WORK TO COMPLETE:
Copy each line of the listing below exactly.

DATA SUPPLIED:
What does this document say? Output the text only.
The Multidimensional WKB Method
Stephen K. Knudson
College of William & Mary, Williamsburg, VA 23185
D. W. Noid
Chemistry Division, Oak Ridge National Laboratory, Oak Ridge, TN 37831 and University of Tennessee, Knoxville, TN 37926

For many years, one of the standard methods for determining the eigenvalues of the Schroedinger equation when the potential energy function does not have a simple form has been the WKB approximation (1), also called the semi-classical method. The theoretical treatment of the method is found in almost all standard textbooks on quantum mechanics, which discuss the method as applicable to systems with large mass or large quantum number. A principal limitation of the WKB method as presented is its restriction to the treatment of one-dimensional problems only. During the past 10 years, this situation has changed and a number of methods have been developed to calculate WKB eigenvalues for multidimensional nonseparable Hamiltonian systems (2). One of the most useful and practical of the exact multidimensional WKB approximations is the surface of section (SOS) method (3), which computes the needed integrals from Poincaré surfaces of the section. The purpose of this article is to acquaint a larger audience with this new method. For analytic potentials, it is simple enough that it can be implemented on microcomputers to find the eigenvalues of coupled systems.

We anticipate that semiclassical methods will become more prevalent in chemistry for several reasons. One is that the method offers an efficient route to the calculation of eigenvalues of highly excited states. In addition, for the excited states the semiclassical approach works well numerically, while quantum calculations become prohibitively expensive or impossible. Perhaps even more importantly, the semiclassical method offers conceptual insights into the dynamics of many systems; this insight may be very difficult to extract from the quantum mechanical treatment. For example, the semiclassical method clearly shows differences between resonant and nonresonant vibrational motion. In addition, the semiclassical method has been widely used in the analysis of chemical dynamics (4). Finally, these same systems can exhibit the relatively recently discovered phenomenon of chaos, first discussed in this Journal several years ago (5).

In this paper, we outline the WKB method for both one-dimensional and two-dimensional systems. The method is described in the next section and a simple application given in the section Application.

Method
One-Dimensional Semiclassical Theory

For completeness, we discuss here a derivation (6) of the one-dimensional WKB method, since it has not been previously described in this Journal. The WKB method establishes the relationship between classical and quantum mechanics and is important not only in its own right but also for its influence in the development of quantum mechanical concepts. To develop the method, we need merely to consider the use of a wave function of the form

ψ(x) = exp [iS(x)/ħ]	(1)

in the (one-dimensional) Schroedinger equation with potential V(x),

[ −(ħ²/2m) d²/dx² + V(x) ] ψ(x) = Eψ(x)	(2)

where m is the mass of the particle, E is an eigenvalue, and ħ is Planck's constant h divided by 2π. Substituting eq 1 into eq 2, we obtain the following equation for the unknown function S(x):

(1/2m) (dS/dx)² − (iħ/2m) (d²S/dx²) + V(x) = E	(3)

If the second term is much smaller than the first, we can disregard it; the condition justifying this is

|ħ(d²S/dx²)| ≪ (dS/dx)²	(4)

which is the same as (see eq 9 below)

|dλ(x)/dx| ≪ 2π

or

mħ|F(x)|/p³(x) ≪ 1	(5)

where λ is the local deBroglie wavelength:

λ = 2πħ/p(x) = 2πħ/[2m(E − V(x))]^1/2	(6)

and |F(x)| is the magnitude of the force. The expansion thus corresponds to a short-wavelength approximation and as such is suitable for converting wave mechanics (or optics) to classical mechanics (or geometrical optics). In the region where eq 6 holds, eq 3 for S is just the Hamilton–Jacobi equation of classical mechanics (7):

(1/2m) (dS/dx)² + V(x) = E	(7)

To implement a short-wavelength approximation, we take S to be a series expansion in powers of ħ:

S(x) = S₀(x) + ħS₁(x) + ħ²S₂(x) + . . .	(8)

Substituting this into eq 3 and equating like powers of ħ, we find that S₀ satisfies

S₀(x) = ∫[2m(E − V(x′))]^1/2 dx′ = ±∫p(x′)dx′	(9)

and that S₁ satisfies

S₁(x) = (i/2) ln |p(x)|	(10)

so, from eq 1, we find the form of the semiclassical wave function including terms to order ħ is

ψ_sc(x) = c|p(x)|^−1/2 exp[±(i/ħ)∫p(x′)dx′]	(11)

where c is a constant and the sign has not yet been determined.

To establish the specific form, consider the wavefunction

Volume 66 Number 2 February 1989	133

SOLUTION TO THE PROBLEM:
What does this document say? Output the text only.
The Multidimensional WKB Method
Stephen K. Knudson
College of William & Mary, Williamsburg, VA 23185
D. W. Noid
Chemistry Division, Oak Ridge National Laboratory, Oak Ridge, TN 37831 and University of Tennessee, Knoxville, TN 37926

For many years, one of the standard methods for determining the eigenvalues of the Schroedinger equation when the potential energy function does not have a simple form has been the WKB approximation (1), also called the semi-classical method. The theoretical treatment of the method is found in almost all standard textbooks on quantum mechanics, which discuss the method as applicable to systems with large mass or large quantum number. A principal limitation of the WKB method as presented is its restriction to the treatment of one-dimensional problems only. During the past 10 years, this situation has changed and a number of methods have been developed to calculate WKB eigenvalues for multidimensional nonseparable Hamiltonian systems (2). One of the most useful and practical of the exact multidimensional WKB approximations is the surface of section (SOS) method (3), which computes the needed integrals from Poincaré surfaces of the section. The purpose of this article is to acquaint a larger audience with this new method. For analytic potentials, it is simple enough that it can be implemented on microcomputers to find the eigenvalues of coupled systems.

We anticipate that semiclassical methods will become more prevalent in chemistry for several reasons. One is that the method offers an efficient route to the calculation of eigenvalues of highly excited states. In addition, for the excited states the semiclassical approach works well numerically, while quantum calculations become prohibitively expensive or impossible. Perhaps even more importantly, the semiclassical method offers conceptual insights into the dynamics of many systems; this insight may be very difficult to extract from the quantum mechanical treatment. For example, the semiclassical method clearly shows differences between resonant and nonresonant vibrational motion. In addition, the semiclassical method has been widely used in the analysis of chemical dynamics (4). Finally, these same systems can exhibit the relatively recently discovered phenomenon of chaos, first discussed in this Journal several years ago (5).

In this paper, we outline the WKB method for both one-dimensional and two-dimensional systems. The method is described in the next section and a simple application given in the section Application.

Method
One-Dimensional Semiclassical Theory

For completeness, we discuss here a derivation (6) of the one-dimensional WKB method, since it has not been previously described in this Journal. The WKB method establishes the relationship between classical and quantum mechanics and is important not only in its own right but also for its influence in the development of quantum mechanical concepts. To develop the method, we need merely to consider the use of a wave function of the form

ψ(x) = exp [iS(x)/ħ]	(1)

in the (one-dimensional) Schroedinger equation with potential V(x),

[ −(ħ²/2m) d²/dx² + V(x) ] ψ(x) = Eψ(x)	(2)

where m is the mass of the particle, E is an eigenvalue, and ħ is Planck's constant h divided by 2π. Substituting eq 1 into eq 2, we obtain the following equation for the unknown function S(x):

(1/2m) (dS/dx)² − (iħ/2m) (d²S/dx²) + V(x) = E	(3)

If the second term is much smaller than the first, we can disregard it; the condition justifying this is

|ħ(d²S/dx²)| ≪ (dS/dx)²	(4)

which is the same as (see eq 9 below)

|dλ(x)/dx| ≪ 2π

or

mħ|F(x)|/p³(x) ≪ 1	(5)

where λ is the local deBroglie wavelength:

λ = 2πħ/p(x) = 2πħ/[2m(E − V(x))]^1/2	(6)

and |F(x)| is the magnitude of the force. The expansion thus corresponds to a short-wavelength approximation and as such is suitable for converting wave mechanics (or optics) to classical mechanics (or geometrical optics). In the region where eq 6 holds, eq 3 for S is just the Hamilton–Jacobi equation of classical mechanics (7):

(1/2m) (dS/dx)² + V(x) = E	(7)

To implement a short-wavelength approximation, we take S to be a series expansion in powers of ħ:

S(x) = S₀(x) + ħS₁(x) + ħ²S₂(x) + . . .	(8)

Substituting this into eq 3 and equating like powers of ħ, we find that S₀ satisfies

S₀(x) = ∫[2m(E − V(x′))]^1/2 dx′ = ±∫p(x′)dx′	(9)

and that S₁ satisfies

S₁(x) = (i/2) ln |p(x)|	(10)

so, from eq 1, we find the form of the semiclassical wave function including terms to order ħ is

ψ_sc(x) = c|p(x)|^−1/2 exp[±(i/ħ)∫p(x′)dx′]	(11)

where c is a constant and the sign has not yet been determined.

To establish the specific form, consider the wavefunction

Volume 66 Number 2 February 1989	133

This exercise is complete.